Write out the records again, replacing every "Me gusta" with "Likes" and leaving everything else the same.
......
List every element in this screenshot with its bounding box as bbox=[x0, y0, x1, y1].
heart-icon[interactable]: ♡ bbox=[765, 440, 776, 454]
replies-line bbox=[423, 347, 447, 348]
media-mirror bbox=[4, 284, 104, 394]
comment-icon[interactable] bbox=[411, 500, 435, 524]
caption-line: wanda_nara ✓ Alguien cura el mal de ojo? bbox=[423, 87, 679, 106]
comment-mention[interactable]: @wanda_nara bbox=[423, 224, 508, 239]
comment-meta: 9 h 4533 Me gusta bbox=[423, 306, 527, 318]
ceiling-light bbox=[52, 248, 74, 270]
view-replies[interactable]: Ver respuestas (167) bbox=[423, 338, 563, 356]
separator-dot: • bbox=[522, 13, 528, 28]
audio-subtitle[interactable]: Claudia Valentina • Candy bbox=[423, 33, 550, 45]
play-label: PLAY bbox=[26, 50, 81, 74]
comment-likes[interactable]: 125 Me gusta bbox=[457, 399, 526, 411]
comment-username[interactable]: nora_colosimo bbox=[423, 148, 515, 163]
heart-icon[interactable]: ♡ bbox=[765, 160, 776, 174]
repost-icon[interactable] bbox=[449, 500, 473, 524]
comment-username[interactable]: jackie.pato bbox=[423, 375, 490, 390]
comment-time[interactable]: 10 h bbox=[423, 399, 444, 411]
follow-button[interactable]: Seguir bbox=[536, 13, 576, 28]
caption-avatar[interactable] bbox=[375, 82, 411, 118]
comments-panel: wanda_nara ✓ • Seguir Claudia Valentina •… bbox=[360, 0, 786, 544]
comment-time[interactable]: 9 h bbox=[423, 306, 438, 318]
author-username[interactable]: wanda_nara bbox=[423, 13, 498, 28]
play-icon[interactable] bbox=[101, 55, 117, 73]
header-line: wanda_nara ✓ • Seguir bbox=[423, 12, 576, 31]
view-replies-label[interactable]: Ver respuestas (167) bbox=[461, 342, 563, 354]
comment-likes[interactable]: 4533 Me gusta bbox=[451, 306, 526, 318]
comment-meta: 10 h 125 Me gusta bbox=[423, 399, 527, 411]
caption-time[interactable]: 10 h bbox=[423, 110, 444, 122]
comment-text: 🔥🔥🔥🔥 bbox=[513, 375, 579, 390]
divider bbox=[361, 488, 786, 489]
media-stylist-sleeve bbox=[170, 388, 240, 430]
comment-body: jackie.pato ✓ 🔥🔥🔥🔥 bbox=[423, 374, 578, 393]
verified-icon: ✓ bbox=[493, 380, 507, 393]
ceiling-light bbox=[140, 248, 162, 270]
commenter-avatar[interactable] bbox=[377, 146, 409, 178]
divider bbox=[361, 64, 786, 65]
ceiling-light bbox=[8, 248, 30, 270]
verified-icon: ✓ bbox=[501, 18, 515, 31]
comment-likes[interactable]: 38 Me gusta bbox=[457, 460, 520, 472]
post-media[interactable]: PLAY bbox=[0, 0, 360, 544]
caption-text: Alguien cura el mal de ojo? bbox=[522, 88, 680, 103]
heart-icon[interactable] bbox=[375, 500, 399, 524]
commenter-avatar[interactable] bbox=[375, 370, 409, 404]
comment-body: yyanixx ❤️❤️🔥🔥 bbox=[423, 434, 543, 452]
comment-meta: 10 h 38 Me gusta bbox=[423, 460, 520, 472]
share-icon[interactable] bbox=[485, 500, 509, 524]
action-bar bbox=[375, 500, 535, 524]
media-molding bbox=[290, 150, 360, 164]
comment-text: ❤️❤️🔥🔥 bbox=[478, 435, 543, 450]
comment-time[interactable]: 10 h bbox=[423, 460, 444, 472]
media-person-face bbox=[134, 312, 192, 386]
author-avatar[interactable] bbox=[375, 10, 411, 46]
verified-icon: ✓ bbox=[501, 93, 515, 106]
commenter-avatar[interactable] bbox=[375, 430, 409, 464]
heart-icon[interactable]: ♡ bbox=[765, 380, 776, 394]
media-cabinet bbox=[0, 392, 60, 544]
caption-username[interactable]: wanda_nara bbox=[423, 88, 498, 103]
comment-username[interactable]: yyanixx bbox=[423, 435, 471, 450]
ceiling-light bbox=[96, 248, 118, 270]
......
Solution>
List every element in this screenshot with its bounding box as bbox=[x0, y0, x1, y1].
heart-icon[interactable]: ♡ bbox=[765, 440, 776, 454]
replies-line bbox=[423, 347, 447, 348]
media-mirror bbox=[4, 284, 104, 394]
comment-icon[interactable] bbox=[411, 500, 435, 524]
caption-line: wanda_nara ✓ Alguien cura el mal de ojo? bbox=[423, 87, 679, 106]
comment-mention[interactable]: @wanda_nara bbox=[423, 224, 508, 239]
comment-meta: 9 h 4533 Likes bbox=[423, 306, 527, 318]
ceiling-light bbox=[52, 248, 74, 270]
view-replies[interactable]: Ver respuestas (167) bbox=[423, 338, 563, 356]
separator-dot: • bbox=[522, 13, 528, 28]
audio-subtitle[interactable]: Claudia Valentina • Candy bbox=[423, 33, 550, 45]
play-label: PLAY bbox=[26, 50, 81, 74]
comment-likes[interactable]: 125 Likes bbox=[457, 399, 526, 411]
comment-username[interactable]: nora_colosimo bbox=[423, 148, 515, 163]
heart-icon[interactable]: ♡ bbox=[765, 160, 776, 174]
repost-icon[interactable] bbox=[449, 500, 473, 524]
comment-username[interactable]: jackie.pato bbox=[423, 375, 490, 390]
comment-time[interactable]: 10 h bbox=[423, 399, 444, 411]
follow-button[interactable]: Seguir bbox=[536, 13, 576, 28]
caption-avatar[interactable] bbox=[375, 82, 411, 118]
comments-panel: wanda_nara ✓ • Seguir Claudia Valentina •… bbox=[360, 0, 786, 544]
comment-time[interactable]: 9 h bbox=[423, 306, 438, 318]
author-username[interactable]: wanda_nara bbox=[423, 13, 498, 28]
play-icon[interactable] bbox=[101, 55, 117, 73]
header-line: wanda_nara ✓ • Seguir bbox=[423, 12, 576, 31]
view-replies-label[interactable]: Ver respuestas (167) bbox=[461, 342, 563, 354]
comment-likes[interactable]: 4533 Likes bbox=[451, 306, 526, 318]
comment-meta: 10 h 125 Likes bbox=[423, 399, 527, 411]
caption-time[interactable]: 10 h bbox=[423, 110, 444, 122]
comment-text: 🔥🔥🔥🔥 bbox=[513, 375, 579, 390]
divider bbox=[361, 488, 786, 489]
media-stylist-sleeve bbox=[170, 388, 240, 430]
comment-body: jackie.pato ✓ 🔥🔥🔥🔥 bbox=[423, 374, 578, 393]
verified-icon: ✓ bbox=[493, 380, 507, 393]
ceiling-light bbox=[140, 248, 162, 270]
commenter-avatar[interactable] bbox=[377, 146, 409, 178]
divider bbox=[361, 64, 786, 65]
ceiling-light bbox=[8, 248, 30, 270]
verified-icon: ✓ bbox=[501, 18, 515, 31]
comment-likes[interactable]: 38 Likes bbox=[457, 460, 520, 472]
post-media[interactable]: PLAY bbox=[0, 0, 360, 544]
caption-text: Alguien cura el mal de ojo? bbox=[522, 88, 680, 103]
heart-icon[interactable] bbox=[375, 500, 399, 524]
commenter-avatar[interactable] bbox=[375, 370, 409, 404]
comment-body: yyanixx ❤️❤️🔥🔥 bbox=[423, 434, 543, 452]
comment-meta: 10 h 38 Likes bbox=[423, 460, 520, 472]
share-icon[interactable] bbox=[485, 500, 509, 524]
action-bar bbox=[375, 500, 535, 524]
media-molding bbox=[290, 150, 360, 164]
comment-text: ❤️❤️🔥🔥 bbox=[478, 435, 543, 450]
comment-time[interactable]: 10 h bbox=[423, 460, 444, 472]
media-person-face bbox=[134, 312, 192, 386]
author-avatar[interactable] bbox=[375, 10, 411, 46]
verified-icon: ✓ bbox=[501, 93, 515, 106]
commenter-avatar[interactable] bbox=[375, 430, 409, 464]
heart-icon[interactable]: ♡ bbox=[765, 380, 776, 394]
media-cabinet bbox=[0, 392, 60, 544]
caption-username[interactable]: wanda_nara bbox=[423, 88, 498, 103]
comment-username[interactable]: yyanixx bbox=[423, 435, 471, 450]
ceiling-light bbox=[96, 248, 118, 270]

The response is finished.